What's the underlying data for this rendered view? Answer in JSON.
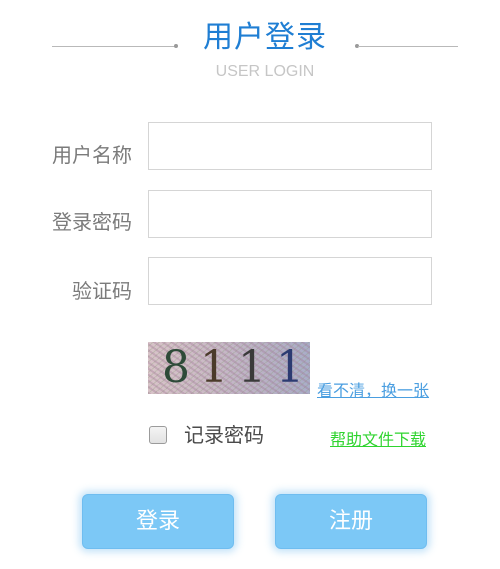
{
  "header": {
    "title": "用户登录",
    "subtitle": "USER LOGIN"
  },
  "form": {
    "username": {
      "label": "用户名称",
      "value": "",
      "placeholder": ""
    },
    "password": {
      "label": "登录密码",
      "value": "",
      "placeholder": ""
    },
    "captcha": {
      "label": "验证码",
      "value": "",
      "placeholder": ""
    }
  },
  "captcha_image": {
    "chars": [
      "8",
      "1",
      "1",
      "1"
    ],
    "refresh_link": "看不清，换一张"
  },
  "remember": {
    "label": "记录密码",
    "checked": false
  },
  "help_link": "帮助文件下载",
  "buttons": {
    "login": "登录",
    "register": "注册"
  },
  "colors": {
    "title": "#1f7ed3",
    "subtitle": "#c6c6c6",
    "refresh_link": "#4a9ee0",
    "help_link": "#2fd42f",
    "button_bg": "#7cc8f6"
  }
}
..........
● Problem: Reproduce every entry word for word, but skip any pictures.

● Written response:
What's the underlying data for this rendered view? Answer in JSON.
{
  "header": {
    "title": "用户登录",
    "subtitle": "USER LOGIN"
  },
  "form": {
    "username": {
      "label": "用户名称",
      "value": "",
      "placeholder": ""
    },
    "password": {
      "label": "登录密码",
      "value": "",
      "placeholder": ""
    },
    "captcha": {
      "label": "验证码",
      "value": "",
      "placeholder": ""
    }
  },
  "captcha_image": {
    "chars": [
      "8",
      "1",
      "1",
      "1"
    ],
    "refresh_link": "看不清，换一张"
  },
  "remember": {
    "label": "记录密码",
    "checked": false
  },
  "help_link": "帮助文件下载",
  "buttons": {
    "login": "登录",
    "register": "注册"
  },
  "colors": {
    "title": "#1f7ed3",
    "subtitle": "#c6c6c6",
    "refresh_link": "#4a9ee0",
    "help_link": "#2fd42f",
    "button_bg": "#7cc8f6"
  }
}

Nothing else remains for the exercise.